# [Exercise brief]
Select the lines below containing the word "this".

***** Records provided

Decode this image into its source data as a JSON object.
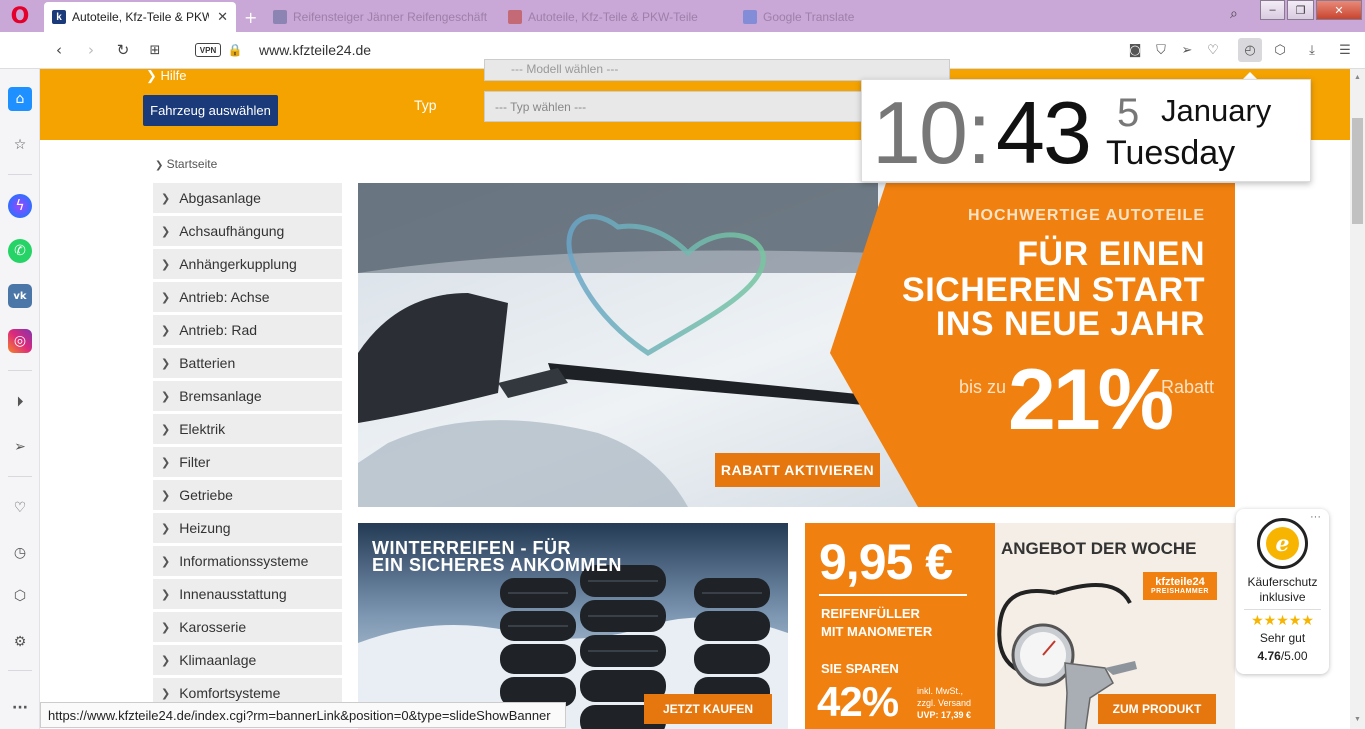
{
  "browser": {
    "tabs": [
      {
        "title": "Autoteile, Kfz-Teile & PKW-",
        "active": true
      },
      {
        "title": "Reifensteiger Jänner Reifengeschäft",
        "active": false
      },
      {
        "title": "Autoteile, Kfz-Teile & PKW-Teile",
        "active": false
      },
      {
        "title": "Google Translate",
        "active": false
      }
    ],
    "url": "www.kfzteile24.de",
    "vpn_label": "VPN",
    "status_url": "https://www.kfzteile24.de/index.cgi?rm=bannerLink&position=0&type=slideShowBanner"
  },
  "clock": {
    "hour": "10",
    "colon": ":",
    "minute": "43",
    "day": "5",
    "month": "January",
    "weekday": "Tuesday"
  },
  "header": {
    "hilfe": "Hilfe",
    "fahrzeug_button": "Fahrzeug auswählen",
    "typ_label": "Typ",
    "modell_placeholder": "--- Modell wählen ---",
    "typ_placeholder": "--- Typ wählen ---"
  },
  "breadcrumb": "Startseite",
  "categories": [
    "Abgasanlage",
    "Achsaufhängung",
    "Anhängerkupplung",
    "Antrieb: Achse",
    "Antrieb: Rad",
    "Batterien",
    "Bremsanlage",
    "Elektrik",
    "Filter",
    "Getriebe",
    "Heizung",
    "Informationssysteme",
    "Innenausstattung",
    "Karosserie",
    "Klimaanlage",
    "Komfortsysteme"
  ],
  "hero": {
    "kicker": "HOCHWERTIGE AUTOTEILE",
    "line1": "FÜR EINEN",
    "line2": "SICHEREN START",
    "line3": "INS NEUE JAHR",
    "bis": "bis zu",
    "percent": "21%",
    "rabatt": "Rabatt",
    "button": "RABATT AKTIVIEREN"
  },
  "winter": {
    "line1": "WINTERREIFEN - FÜR",
    "line2": "EIN SICHERES ANKOMMEN",
    "button": "JETZT KAUFEN"
  },
  "offer": {
    "price": "9,95 €",
    "product1": "REIFENFÜLLER",
    "product2": "MIT MANOMETER",
    "spare": "SIE SPAREN",
    "percent": "42%",
    "small1": "inkl. MwSt.,",
    "small2": "zzgl. Versand",
    "small3": "UVP: 17,39 €",
    "title": "ANGEBOT DER WOCHE",
    "logo_main": "kfzteile24",
    "logo_sub": "PREISHAMMER",
    "button": "ZUM PRODUKT"
  },
  "trusted": {
    "dots": "···",
    "seal_letter": "e",
    "k1": "Käuferschutz",
    "k2": "inklusive",
    "stars": "★★★★★",
    "rating": "Sehr gut",
    "score_main": "4.76",
    "score_rest": "/5.00"
  },
  "colors": {
    "orange_band": "#f5a300",
    "brand_orange": "#e5770e",
    "navy": "#1a3a7a",
    "tabstrip": "#c9a7d6"
  }
}
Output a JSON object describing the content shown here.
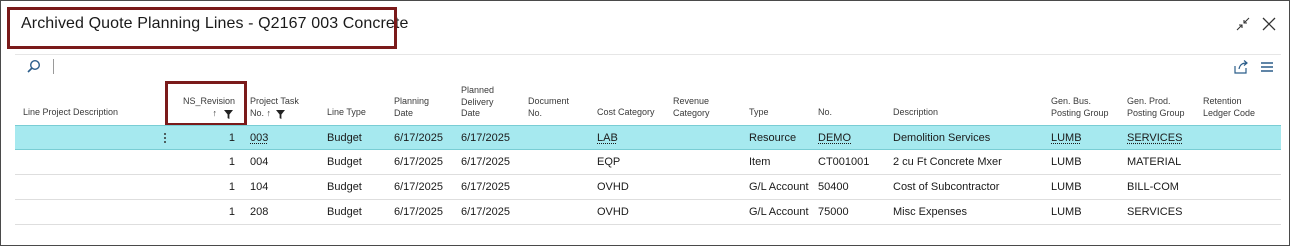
{
  "window": {
    "title": "Archived Quote Planning Lines - Q2167  003 Concrete"
  },
  "table": {
    "columns": [
      {
        "key": "line_project_description",
        "label": "Line Project Description"
      },
      {
        "key": "ns_revision",
        "label": "NS_Revision",
        "sort": "↑"
      },
      {
        "key": "project_task_no",
        "label": "Project Task No.",
        "sort": "↑",
        "line1": "Project Task",
        "line2": "No."
      },
      {
        "key": "line_type",
        "label": "Line Type"
      },
      {
        "key": "planning_date",
        "label": "Planning Date",
        "line1": "Planning",
        "line2": "Date"
      },
      {
        "key": "planned_delivery_date",
        "label": "Planned Delivery Date",
        "line1": "Planned",
        "line2": "Delivery",
        "line3": "Date"
      },
      {
        "key": "document_no",
        "label": "Document No.",
        "line1": "Document",
        "line2": "No."
      },
      {
        "key": "cost_category",
        "label": "Cost Category"
      },
      {
        "key": "revenue_category",
        "label": "Revenue Category",
        "line1": "Revenue",
        "line2": "Category"
      },
      {
        "key": "type",
        "label": "Type"
      },
      {
        "key": "no",
        "label": "No."
      },
      {
        "key": "description",
        "label": "Description"
      },
      {
        "key": "gen_bus_posting_group",
        "label": "Gen. Bus. Posting Group",
        "line1": "Gen. Bus.",
        "line2": "Posting Group"
      },
      {
        "key": "gen_prod_posting_group",
        "label": "Gen. Prod. Posting Group",
        "line1": "Gen. Prod.",
        "line2": "Posting Group"
      },
      {
        "key": "retention_ledger_code",
        "label": "Retention Ledger Code",
        "line1": "Retention",
        "line2": "Ledger Code"
      }
    ],
    "rows": [
      {
        "line_project_description": "",
        "ns_revision": "1",
        "project_task_no": "003",
        "line_type": "Budget",
        "planning_date": "6/17/2025",
        "planned_delivery_date": "6/17/2025",
        "document_no": "",
        "cost_category": "LAB",
        "revenue_category": "",
        "type": "Resource",
        "no": "DEMO",
        "description": "Demolition Services",
        "gen_bus_posting_group": "LUMB",
        "gen_prod_posting_group": "SERVICES",
        "retention_ledger_code": ""
      },
      {
        "line_project_description": "",
        "ns_revision": "1",
        "project_task_no": "004",
        "line_type": "Budget",
        "planning_date": "6/17/2025",
        "planned_delivery_date": "6/17/2025",
        "document_no": "",
        "cost_category": "EQP",
        "revenue_category": "",
        "type": "Item",
        "no": "CT001001",
        "description": "2 cu Ft Concrete Mxer",
        "gen_bus_posting_group": "LUMB",
        "gen_prod_posting_group": "MATERIAL",
        "retention_ledger_code": ""
      },
      {
        "line_project_description": "",
        "ns_revision": "1",
        "project_task_no": "104",
        "line_type": "Budget",
        "planning_date": "6/17/2025",
        "planned_delivery_date": "6/17/2025",
        "document_no": "",
        "cost_category": "OVHD",
        "revenue_category": "",
        "type": "G/L Account",
        "no": "50400",
        "description": "Cost of Subcontractor",
        "gen_bus_posting_group": "LUMB",
        "gen_prod_posting_group": "BILL-COM",
        "retention_ledger_code": ""
      },
      {
        "line_project_description": "",
        "ns_revision": "1",
        "project_task_no": "208",
        "line_type": "Budget",
        "planning_date": "6/17/2025",
        "planned_delivery_date": "6/17/2025",
        "document_no": "",
        "cost_category": "OVHD",
        "revenue_category": "",
        "type": "G/L Account",
        "no": "75000",
        "description": "Misc Expenses",
        "gen_bus_posting_group": "LUMB",
        "gen_prod_posting_group": "SERVICES",
        "retention_ledger_code": ""
      }
    ],
    "selected_row": 0
  },
  "colors": {
    "selected_row": "#a6e9ef",
    "highlight_border": "#7a1a1a"
  },
  "icons": {
    "expand": "collapse-arrows-icon",
    "close": "close-icon",
    "search": "search-icon",
    "share": "share-icon",
    "columns": "column-list-icon",
    "filter": "filter-funnel-icon"
  }
}
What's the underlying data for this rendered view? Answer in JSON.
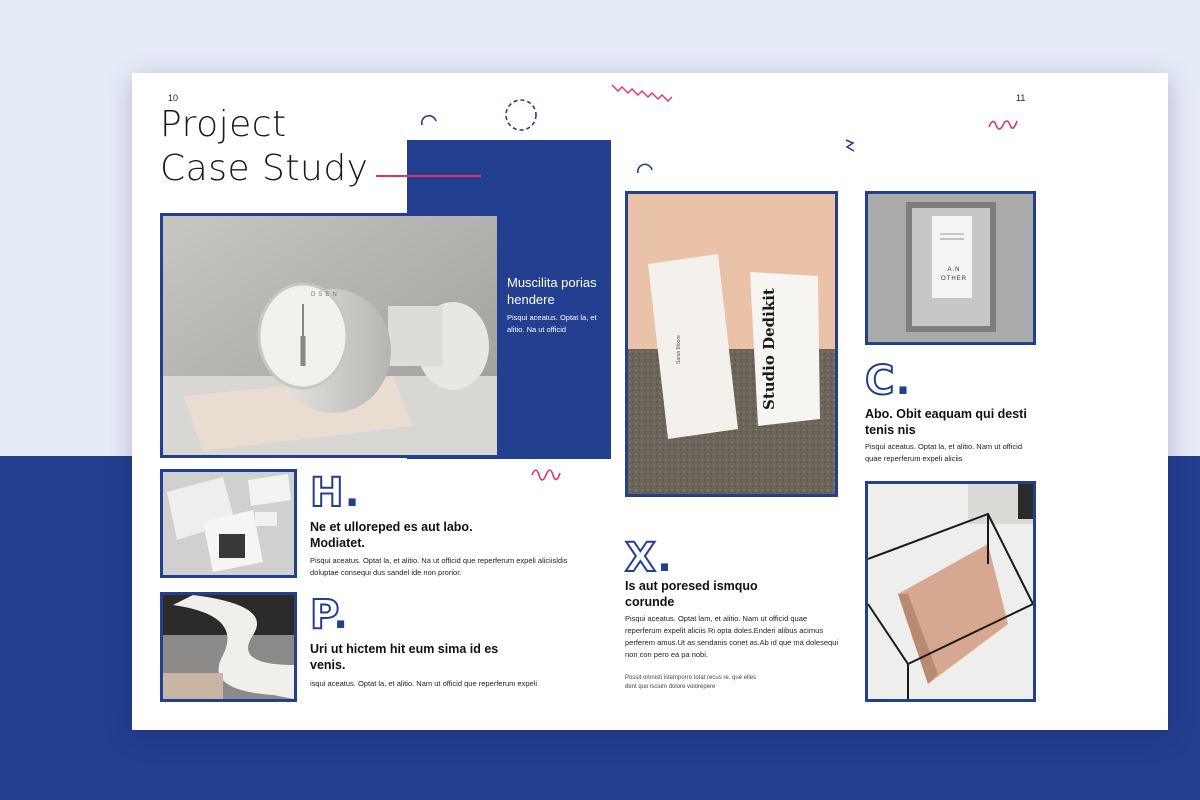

**********

# [Solution below]
Decode this image into its source data as a JSON object.
What's the underlying data for this rendered view? Answer in JSON.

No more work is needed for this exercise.